● INSTRUCTIONS FOR THE TASK
List each line of the data that holds the string "dancing".

# EXTRACTED INFORMATION start

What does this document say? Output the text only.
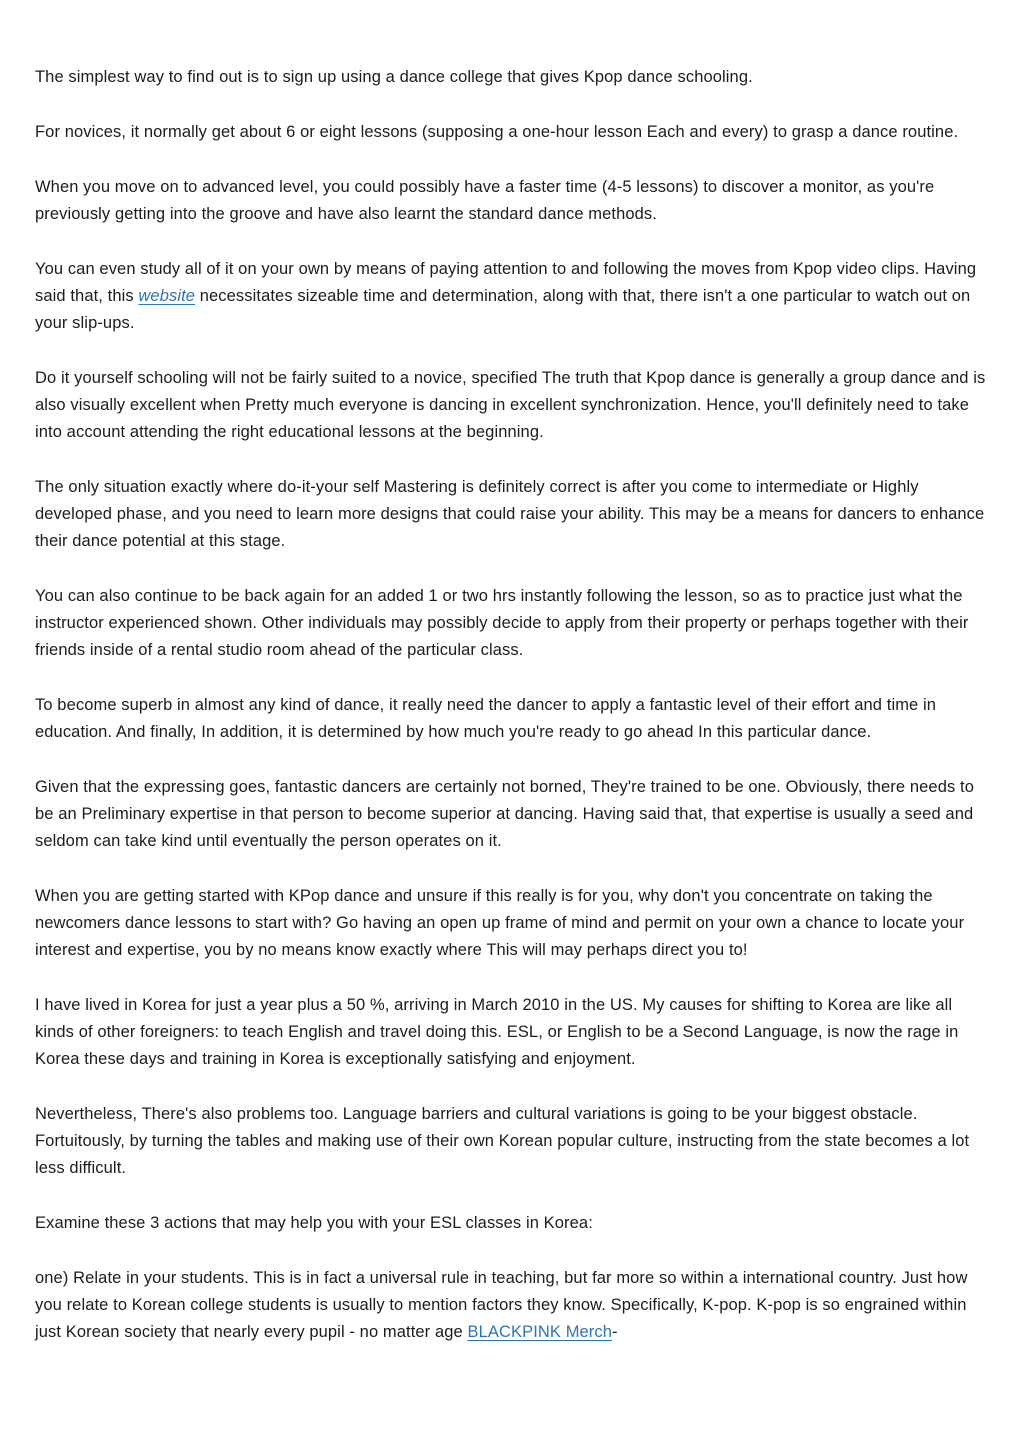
The simplest way to find out is to sign up using a dance college that gives Kpop dance schooling.

For novices, it normally get about 6 or eight lessons (supposing a one-hour lesson Each and every) to grasp a dance routine.

When you move on to advanced level, you could possibly have a faster time (4-5 lessons) to discover a monitor, as you're previously getting into the groove and have also learnt the standard dance methods.

You can even study all of it on your own by means of paying attention to and following the moves from Kpop video clips. Having said that, this website necessitates sizeable time and determination, along with that, there isn't a one particular to watch out on your slip-ups.

Do it yourself schooling will not be fairly suited to a novice, specified The truth that Kpop dance is generally a group dance and is also visually excellent when Pretty much everyone is dancing in excellent synchronization. Hence, you'll definitely need to take into account attending the right educational lessons at the beginning.

The only situation exactly where do-it-your self Mastering is definitely correct is after you come to intermediate or Highly developed phase, and you need to learn more designs that could raise your ability. This may be a means for dancers to enhance their dance potential at this stage.

You can also continue to be back again for an added 1 or two hrs instantly following the lesson, so as to practice just what the instructor experienced shown. Other individuals may possibly decide to apply from their property or perhaps together with their friends inside of a rental studio room ahead of the particular class.

To become superb in almost any kind of dance, it really need the dancer to apply a fantastic level of their effort and time in education. And finally, In addition, it is determined by how much you're ready to go ahead In this particular dance.

Given that the expressing goes, fantastic dancers are certainly not borned, They're trained to be one. Obviously, there needs to be an Preliminary expertise in that person to become superior at dancing. Having said that, that expertise is usually a seed and seldom can take kind until eventually the person operates on it.

When you are getting started with KPop dance and unsure if this really is for you, why don't you concentrate on taking the newcomers dance lessons to start with? Go having an open up frame of mind and permit on your own a chance to locate your interest and expertise, you by no means know exactly where This will may perhaps direct you to!

I have lived in Korea for just a year plus a 50 %, arriving in March 2010 in the US. My causes for shifting to Korea are like all kinds of other foreigners: to teach English and travel doing this. ESL, or English to be a Second Language, is now the rage in Korea these days and training in Korea is exceptionally satisfying and enjoyment.

Nevertheless, There's also problems too. Language barriers and cultural variations is going to be your biggest obstacle. Fortuitously, by turning the tables and making use of their own Korean popular culture, instructing from the state becomes a lot less difficult.

Examine these 3 actions that may help you with your ESL classes in Korea:

one) Relate in your students. This is in fact a universal rule in teaching, but far more so within a international country. Just how you relate to Korean college students is usually to mention factors they know. Specifically, K-pop. K-pop is so engrained within just Korean society that nearly every pupil - no matter age BLACKPINK Merch-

# EXTRACTED INFORMATION end

● TASK RESPONSE
Do it yourself schooling will not be fairly suited to a novice, specified The truth that Kpop dance is generally a group dance and is also visually excellent when Pretty much everyone is dancing in excellent synchronization. Hence, you'll definitely need to take into account attending the right educational lessons at the beginning.
Given that the expressing goes, fantastic dancers are certainly not borned, They're trained to be one. Obviously, there needs to be an Preliminary expertise in that person to become superior at dancing. Having said that, that expertise is usually a seed and seldom can take kind until eventually the person operates on it.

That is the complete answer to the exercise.